## DOCUMENT TEXT
1) Google Chrome was released in 2008.
2) Mozilla Releases Annual Report For 2011: Revenue Up 33% To $163M, Majority From Google
http://techcrunch.com/2012/11/15/moz...y-from-google/
https://www.mozilla.org/en-US/founda...alreport/2011/
Quote:
The majority of our revenue comes from the search functionality in the Firefox browser. Google is the largest source of revenue and in December 2011, we announced that we negotiated a significant and mutually beneficial revenue agreement with Google. This new agreement extends our long term search relationship with Google for at least three additional years.
Note that this is the first year that Mozilla stated that Google was the major contributor and that...
3) In the year 2011 Mozilla changes to a rapid release schedule.

## REQUEST 1
Write everything in the records from the first line down to the line containing "flow-event [154,193,157,196]" as a JSON list of strings, one string per line, leaving out blank lines.

## MATERIAL FOR THIS EXERCISE
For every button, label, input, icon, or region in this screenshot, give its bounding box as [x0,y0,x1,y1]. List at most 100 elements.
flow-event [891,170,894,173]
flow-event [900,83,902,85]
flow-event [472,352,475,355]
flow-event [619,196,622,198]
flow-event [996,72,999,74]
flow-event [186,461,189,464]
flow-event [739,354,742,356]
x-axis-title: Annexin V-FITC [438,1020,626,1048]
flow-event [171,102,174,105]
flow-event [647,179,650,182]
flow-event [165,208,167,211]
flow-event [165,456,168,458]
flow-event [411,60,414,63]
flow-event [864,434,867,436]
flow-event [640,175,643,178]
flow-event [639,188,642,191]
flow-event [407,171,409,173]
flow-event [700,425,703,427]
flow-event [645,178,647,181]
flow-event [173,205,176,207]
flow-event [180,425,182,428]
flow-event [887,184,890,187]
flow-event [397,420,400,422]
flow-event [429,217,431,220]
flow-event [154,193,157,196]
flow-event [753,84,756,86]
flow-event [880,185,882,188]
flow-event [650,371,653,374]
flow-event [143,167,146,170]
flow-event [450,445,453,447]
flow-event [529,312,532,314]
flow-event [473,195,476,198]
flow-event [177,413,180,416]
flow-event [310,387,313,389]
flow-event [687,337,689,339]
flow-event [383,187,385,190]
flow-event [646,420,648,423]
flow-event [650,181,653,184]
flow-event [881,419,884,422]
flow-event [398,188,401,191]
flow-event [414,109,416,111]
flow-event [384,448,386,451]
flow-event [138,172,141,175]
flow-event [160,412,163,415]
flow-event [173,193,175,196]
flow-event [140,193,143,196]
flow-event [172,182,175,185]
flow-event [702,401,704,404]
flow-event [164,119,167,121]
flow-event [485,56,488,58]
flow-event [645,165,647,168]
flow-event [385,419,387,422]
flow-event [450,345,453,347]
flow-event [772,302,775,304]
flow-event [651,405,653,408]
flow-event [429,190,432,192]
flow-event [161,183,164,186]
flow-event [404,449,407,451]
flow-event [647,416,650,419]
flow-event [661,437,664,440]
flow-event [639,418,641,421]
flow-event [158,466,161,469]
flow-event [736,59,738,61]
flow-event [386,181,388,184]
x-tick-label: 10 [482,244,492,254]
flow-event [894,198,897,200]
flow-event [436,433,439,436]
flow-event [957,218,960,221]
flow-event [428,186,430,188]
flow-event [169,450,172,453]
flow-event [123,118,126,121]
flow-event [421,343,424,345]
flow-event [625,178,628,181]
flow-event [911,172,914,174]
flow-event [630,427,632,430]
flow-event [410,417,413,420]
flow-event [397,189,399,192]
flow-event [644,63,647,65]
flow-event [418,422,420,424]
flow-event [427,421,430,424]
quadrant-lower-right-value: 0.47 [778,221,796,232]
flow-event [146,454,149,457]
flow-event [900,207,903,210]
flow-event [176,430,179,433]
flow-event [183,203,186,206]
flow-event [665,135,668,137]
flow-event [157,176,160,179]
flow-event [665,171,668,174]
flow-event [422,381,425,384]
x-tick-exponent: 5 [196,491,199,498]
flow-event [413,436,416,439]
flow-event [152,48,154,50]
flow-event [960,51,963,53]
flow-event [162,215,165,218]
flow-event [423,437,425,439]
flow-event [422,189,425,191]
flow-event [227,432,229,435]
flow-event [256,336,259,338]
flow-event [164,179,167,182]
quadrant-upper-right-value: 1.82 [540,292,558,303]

## REQUEST 2
According to the text on Mozilla's 2011 annual report, how long does the new agreement extend Mozilla's search relationship with Google?

## OUTPUT 1
[
  "For every button, label, input, icon, or region in this screenshot, give its bounding box as [x0,y0,x1,y1]. List at most 100 elements.",
  "flow-event [891,170,894,173]",
  "flow-event [900,83,902,85]",
  "flow-event [472,352,475,355]",
  "flow-event [619,196,622,198]",
  "flow-event [996,72,999,74]",
  "flow-event [186,461,189,464]",
  "flow-event [739,354,742,356]",
  "x-axis-title: Annexin V-FITC [438,1020,626,1048]",
  "flow-event [171,102,174,105]",
  "flow-event [647,179,650,182]",
  "flow-event [165,208,167,211]",
  "flow-event [165,456,168,458]",
  "flow-event [411,60,414,63]",
  "flow-event [864,434,867,436]",
  "flow-event [640,175,643,178]",
  "flow-event [639,188,642,191]",
  "flow-event [407,171,409,173]",
  "flow-event [700,425,703,427]",
  "flow-event [645,178,647,181]",
  "flow-event [173,205,176,207]",
  "flow-event [180,425,182,428]",
  "flow-event [887,184,890,187]",
  "flow-event [397,420,400,422]",
  "flow-event [429,217,431,220]",
  "flow-event [154,193,157,196]"
]

## OUTPUT 2
For at least three additional years.